EXERCISE PROMPT: Set the listing down again exactly, please, apart from its pictures.

(Stored records)
┄┄┄┄┄┄┄┄┄┄┄┄┄┄┄┄┄┄┄┄
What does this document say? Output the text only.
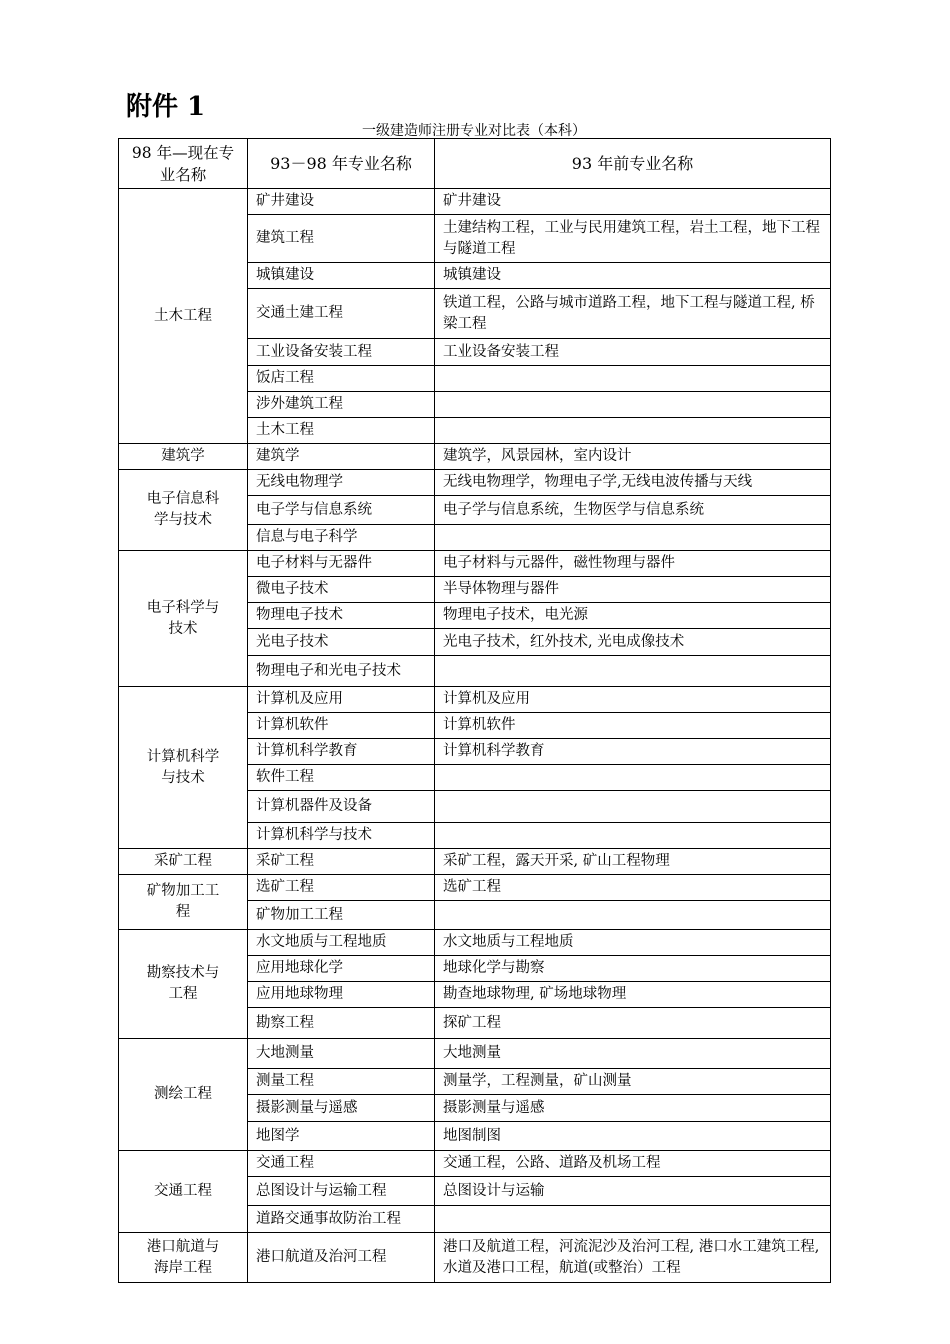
附件 1
一级建造师注册专业对比表（本科）
98 年—现在专业名称	93－98 年专业名称	93 年前专业名称
土木工程	矿井建设	矿井建设
	建筑工程	土建结构工程，工业与民用建筑工程，岩土工程，地下工程与隧道工程
	城镇建设	城镇建设
	交通土建工程	铁道工程，公路与城市道路工程，地下工程与隧道工程, 桥梁工程
	工业设备安装工程	工业设备安装工程
	饭店工程	
	涉外建筑工程	
	土木工程	
建筑学	建筑学	建筑学，风景园林，室内设计
电子信息科学与技术	无线电物理学	无线电物理学，物理电子学,无线电波传播与天线
	电子学与信息系统	电子学与信息系统，生物医学与信息系统
	信息与电子科学	
电子科学与技术	电子材料与无器件	电子材料与元器件，磁性物理与器件
	微电子技术	半导体物理与器件
	物理电子技术	物理电子技术，电光源
	光电子技术	光电子技术，红外技术, 光电成像技术
	物理电子和光电子技术	
计算机科学与技术	计算机及应用	计算机及应用
	计算机软件	计算机软件
	计算机科学教育	计算机科学教育
	软件工程	
	计算机器件及设备	
	计算机科学与技术	
采矿工程	采矿工程	采矿工程，露天开采, 矿山工程物理
矿物加工工程	选矿工程	选矿工程
	矿物加工工程	
勘察技术与工程	水文地质与工程地质	水文地质与工程地质
	应用地球化学	地球化学与勘察
	应用地球物理	勘查地球物理, 矿场地球物理
	勘察工程	探矿工程
测绘工程	大地测量	大地测量
	测量工程	测量学，工程测量，矿山测量
	摄影测量与遥感	摄影测量与遥感
	地图学	地图制图
交通工程	交通工程	交通工程，公路、道路及机场工程
	总图设计与运输工程	总图设计与运输
	道路交通事故防治工程	
港口航道与海岸工程	港口航道及治河工程	港口及航道工程，河流泥沙及治河工程, 港口水工建筑工程, 水道及港口工程，航道(或整治）工程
┄┄┄┄┄┄┄┄┄┄┄┄┄┄┄┄┄┄┄┄
TASK SOLUTION:
What does this document say? Output the text only.
附件 1
一级建造师注册专业对比表（本科）
98 年—现在专业名称	93－98 年专业名称	93 年前专业名称
土木工程	矿井建设	矿井建设
	建筑工程	土建结构工程，工业与民用建筑工程，岩土工程，地下工程与隧道工程
	城镇建设	城镇建设
	交通土建工程	铁道工程，公路与城市道路工程，地下工程与隧道工程, 桥梁工程
	工业设备安装工程	工业设备安装工程
	饭店工程	
	涉外建筑工程	
	土木工程	
建筑学	建筑学	建筑学，风景园林，室内设计
电子信息科学与技术	无线电物理学	无线电物理学，物理电子学,无线电波传播与天线
	电子学与信息系统	电子学与信息系统，生物医学与信息系统
	信息与电子科学	
电子科学与技术	电子材料与无器件	电子材料与元器件，磁性物理与器件
	微电子技术	半导体物理与器件
	物理电子技术	物理电子技术，电光源
	光电子技术	光电子技术，红外技术, 光电成像技术
	物理电子和光电子技术	
计算机科学与技术	计算机及应用	计算机及应用
	计算机软件	计算机软件
	计算机科学教育	计算机科学教育
	软件工程	
	计算机器件及设备	
	计算机科学与技术	
采矿工程	采矿工程	采矿工程，露天开采, 矿山工程物理
矿物加工工程	选矿工程	选矿工程
	矿物加工工程	
勘察技术与工程	水文地质与工程地质	水文地质与工程地质
	应用地球化学	地球化学与勘察
	应用地球物理	勘查地球物理, 矿场地球物理
	勘察工程	探矿工程
测绘工程	大地测量	大地测量
	测量工程	测量学，工程测量，矿山测量
	摄影测量与遥感	摄影测量与遥感
	地图学	地图制图
交通工程	交通工程	交通工程，公路、道路及机场工程
	总图设计与运输工程	总图设计与运输
	道路交通事故防治工程	
港口航道与海岸工程	港口航道及治河工程	港口及航道工程，河流泥沙及治河工程, 港口水工建筑工程, 水道及港口工程，航道(或整治）工程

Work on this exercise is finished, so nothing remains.